__Given exercise__
Revise the entries below so that every "answer-blank" becomes "fill-in-blank", with everything else unchanged. Leave the pictures out of your answer.

__Layout annotation data__

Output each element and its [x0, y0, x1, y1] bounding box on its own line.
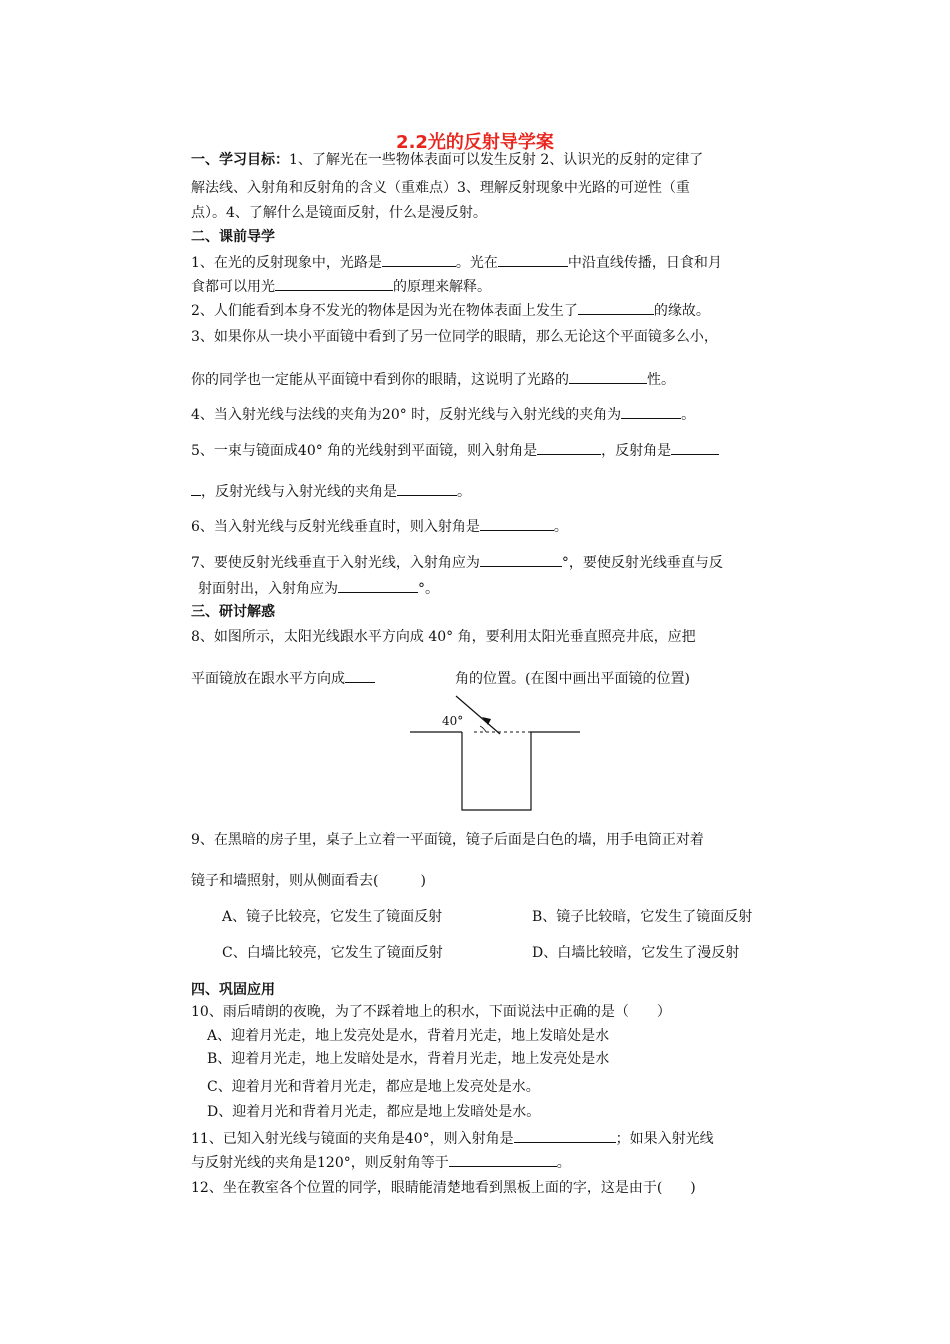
question-9-line-2: 镜子和墙照射，则从侧面看去( ) [191, 873, 426, 889]
question-5-line-1: 5、一束与镜面成40° 角的光线射到平面镜，则入射角是 ，反射角是 [191, 440, 719, 461]
angle-arc [480, 726, 486, 732]
question-3-line-1: 3、如果你从一块小平面镜中看到了另一位同学的眼睛，那么无论这个平面镜多么小， [191, 329, 718, 345]
question-5-line-2: ，反射光线与入射光线的夹角是 。 [191, 481, 471, 502]
question-10-option-b[interactable]: B、迎着月光走，地上发暗处是水，背着月光走，地上发亮处是水 [207, 1051, 610, 1067]
question-3-line-2: 你的同学也一定能从平面镜中看到你的眼睛，这说明了光路的 性。 [191, 369, 675, 390]
well-diagram [400, 690, 590, 820]
option-d[interactable]: D、白墙比较暗，它发生了漫反射 [532, 945, 740, 961]
answer-blank[interactable] [671, 440, 719, 455]
answer-blank[interactable] [569, 369, 647, 384]
question-9-line-1: 9、在黑暗的房子里，桌子上立着一平面镜，镜子后面是白色的墙，用手电筒正对着 [191, 832, 704, 848]
question-8-line-2: 平面镜放在跟水平方向成 角的位置。(在图中画出平面镜的位置) [191, 668, 690, 689]
question-10: 10、雨后晴朗的夜晚，为了不踩着地上的积水，下面说法中正确的是（ ） [191, 1004, 671, 1020]
objectives-line-1: 一、学习目标：1、了解光在一些物体表面可以发生反射 2、认识光的反射的定律了 [191, 152, 704, 168]
answer-blank[interactable] [345, 668, 375, 683]
answer-blank[interactable] [275, 276, 393, 291]
page-title: 2.2光的反射导学案 [396, 132, 554, 153]
answer-blank[interactable] [338, 578, 418, 593]
section-heading-discussion: 三、研讨解惑 [191, 604, 275, 620]
question-7-line-1: 7、要使反射光线垂直于入射光线，入射角应为 °，要使反射光线垂直与反 [191, 552, 723, 573]
answer-blank[interactable] [537, 440, 601, 455]
question-2: 2、人们能看到本身不发光的物体是因为光在物体表面上发生了 的缘故。 [191, 300, 710, 321]
answer-blank[interactable] [621, 404, 681, 419]
question-1-line-1: 1、在光的反射现象中，光路是 。光在 中沿直线传播，日食和月 [191, 252, 722, 273]
objectives-line-2: 解法线、入射角和反射角的含义（重难点）3、理解反射现象中光路的可逆性（重 [191, 180, 690, 196]
answer-blank[interactable] [480, 516, 554, 531]
section-heading-application: 四、巩固应用 [191, 982, 275, 998]
option-c[interactable]: C、白墙比较亮，它发生了镜面反射 [222, 945, 443, 961]
question-12: 12、坐在教室各个位置的同学，眼睛能清楚地看到黑板上面的字，这是由于( ) [191, 1180, 696, 1196]
answer-blank[interactable] [578, 300, 654, 315]
question-7-line-2: 射面射出，入射角应为 °。 [198, 578, 439, 599]
well-shaft [462, 732, 531, 810]
question-10-option-a[interactable]: A、迎着月光走，地上发亮处是水，背着月光走，地上发暗处是水 [207, 1028, 610, 1044]
question-4: 4、当入射光线与法线的夹角为20° 时，反射光线与入射光线的夹角为 。 [191, 404, 695, 425]
question-10-option-c[interactable]: C、迎着月光和背着月光走，都应是地上发亮处是水。 [207, 1079, 540, 1095]
answer-blank[interactable] [449, 1152, 557, 1167]
arrow-head-icon [482, 717, 491, 725]
question-10-option-d[interactable]: D、迎着月光和背着月光走，都应是地上发暗处是水。 [207, 1104, 541, 1120]
answer-blank[interactable] [191, 481, 201, 496]
section-heading-preview: 二、课前导学 [191, 229, 275, 245]
answer-blank[interactable] [514, 1128, 616, 1143]
answer-blank[interactable] [480, 552, 562, 567]
answer-blank[interactable] [498, 252, 568, 267]
question-11-line-2: 与反射光线的夹角是120°，则反射角等于 。 [191, 1152, 571, 1173]
section-heading-objectives: 一、学习目标： [191, 152, 289, 168]
option-b[interactable]: B、镜子比较暗，它发生了镜面反射 [532, 909, 753, 925]
option-a[interactable]: A、镜子比较亮，它发生了镜面反射 [222, 909, 443, 925]
question-1-line-2: 食都可以用光 的原理来解释。 [191, 276, 491, 297]
angle-label: 40° [442, 714, 464, 728]
answer-blank[interactable] [397, 481, 457, 496]
objectives-line-3: 点）。4、了解什么是镜面反射，什么是漫反射。 [191, 205, 487, 221]
answer-blank[interactable] [382, 252, 456, 267]
question-8-line-1: 8、如图所示，太阳光线跟水平方向成 40° 角，要利用太阳光垂直照亮井底，应把 [191, 629, 696, 645]
question-6: 6、当入射光线与反射光线垂直时，则入射角是 。 [191, 516, 568, 537]
question-11-line-1: 11、已知入射光线与镜面的夹角是40°，则入射角是 ；如果入射光线 [191, 1128, 714, 1149]
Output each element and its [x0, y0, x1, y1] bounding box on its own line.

__Task solution__
Output each element and its [x0, y0, x1, y1] bounding box on its own line.
question-9-line-2: 镜子和墙照射，则从侧面看去( ) [191, 873, 426, 889]
question-5-line-1: 5、一束与镜面成40° 角的光线射到平面镜，则入射角是 ，反射角是 [191, 440, 719, 461]
angle-arc [480, 726, 486, 732]
question-3-line-1: 3、如果你从一块小平面镜中看到了另一位同学的眼睛，那么无论这个平面镜多么小， [191, 329, 718, 345]
question-5-line-2: ，反射光线与入射光线的夹角是 。 [191, 481, 471, 502]
question-10-option-b[interactable]: B、迎着月光走，地上发暗处是水，背着月光走，地上发亮处是水 [207, 1051, 610, 1067]
question-3-line-2: 你的同学也一定能从平面镜中看到你的眼睛，这说明了光路的 性。 [191, 369, 675, 390]
well-diagram [400, 690, 590, 820]
option-d[interactable]: D、白墙比较暗，它发生了漫反射 [532, 945, 740, 961]
fill-in-blank[interactable] [671, 440, 719, 455]
fill-in-blank[interactable] [569, 369, 647, 384]
question-9-line-1: 9、在黑暗的房子里，桌子上立着一平面镜，镜子后面是白色的墙，用手电筒正对着 [191, 832, 704, 848]
question-8-line-2: 平面镜放在跟水平方向成 角的位置。(在图中画出平面镜的位置) [191, 668, 690, 689]
question-10: 10、雨后晴朗的夜晚，为了不踩着地上的积水，下面说法中正确的是（ ） [191, 1004, 671, 1020]
objectives-line-1: 一、学习目标：1、了解光在一些物体表面可以发生反射 2、认识光的反射的定律了 [191, 152, 704, 168]
fill-in-blank[interactable] [345, 668, 375, 683]
fill-in-blank[interactable] [275, 276, 393, 291]
page-title: 2.2光的反射导学案 [396, 132, 554, 153]
fill-in-blank[interactable] [338, 578, 418, 593]
section-heading-discussion: 三、研讨解惑 [191, 604, 275, 620]
question-7-line-1: 7、要使反射光线垂直于入射光线，入射角应为 °，要使反射光线垂直与反 [191, 552, 723, 573]
fill-in-blank[interactable] [537, 440, 601, 455]
question-2: 2、人们能看到本身不发光的物体是因为光在物体表面上发生了 的缘故。 [191, 300, 710, 321]
fill-in-blank[interactable] [621, 404, 681, 419]
question-1-line-1: 1、在光的反射现象中，光路是 。光在 中沿直线传播，日食和月 [191, 252, 722, 273]
objectives-line-2: 解法线、入射角和反射角的含义（重难点）3、理解反射现象中光路的可逆性（重 [191, 180, 690, 196]
fill-in-blank[interactable] [480, 516, 554, 531]
section-heading-application: 四、巩固应用 [191, 982, 275, 998]
option-c[interactable]: C、白墙比较亮，它发生了镜面反射 [222, 945, 443, 961]
question-12: 12、坐在教室各个位置的同学，眼睛能清楚地看到黑板上面的字，这是由于( ) [191, 1180, 696, 1196]
fill-in-blank[interactable] [578, 300, 654, 315]
question-7-line-2: 射面射出，入射角应为 °。 [198, 578, 439, 599]
well-shaft [462, 732, 531, 810]
question-10-option-a[interactable]: A、迎着月光走，地上发亮处是水，背着月光走，地上发暗处是水 [207, 1028, 610, 1044]
question-4: 4、当入射光线与法线的夹角为20° 时，反射光线与入射光线的夹角为 。 [191, 404, 695, 425]
question-10-option-c[interactable]: C、迎着月光和背着月光走，都应是地上发亮处是水。 [207, 1079, 540, 1095]
fill-in-blank[interactable] [449, 1152, 557, 1167]
arrow-head-icon [482, 717, 491, 725]
question-10-option-d[interactable]: D、迎着月光和背着月光走，都应是地上发暗处是水。 [207, 1104, 541, 1120]
fill-in-blank[interactable] [191, 481, 201, 496]
section-heading-preview: 二、课前导学 [191, 229, 275, 245]
fill-in-blank[interactable] [514, 1128, 616, 1143]
fill-in-blank[interactable] [480, 552, 562, 567]
fill-in-blank[interactable] [498, 252, 568, 267]
question-11-line-2: 与反射光线的夹角是120°，则反射角等于 。 [191, 1152, 571, 1173]
section-heading-objectives: 一、学习目标： [191, 152, 289, 168]
option-b[interactable]: B、镜子比较暗，它发生了镜面反射 [532, 909, 753, 925]
option-a[interactable]: A、镜子比较亮，它发生了镜面反射 [222, 909, 443, 925]
question-1-line-2: 食都可以用光 的原理来解释。 [191, 276, 491, 297]
angle-label: 40° [442, 714, 464, 728]
fill-in-blank[interactable] [397, 481, 457, 496]
objectives-line-3: 点）。4、了解什么是镜面反射，什么是漫反射。 [191, 205, 487, 221]
fill-in-blank[interactable] [382, 252, 456, 267]
question-8-line-1: 8、如图所示，太阳光线跟水平方向成 40° 角，要利用太阳光垂直照亮井底，应把 [191, 629, 696, 645]
question-6: 6、当入射光线与反射光线垂直时，则入射角是 。 [191, 516, 568, 537]
question-11-line-1: 11、已知入射光线与镜面的夹角是40°，则入射角是 ；如果入射光线 [191, 1128, 714, 1149]
Output each element and its [x0, y0, x1, y1] bounding box on its own line.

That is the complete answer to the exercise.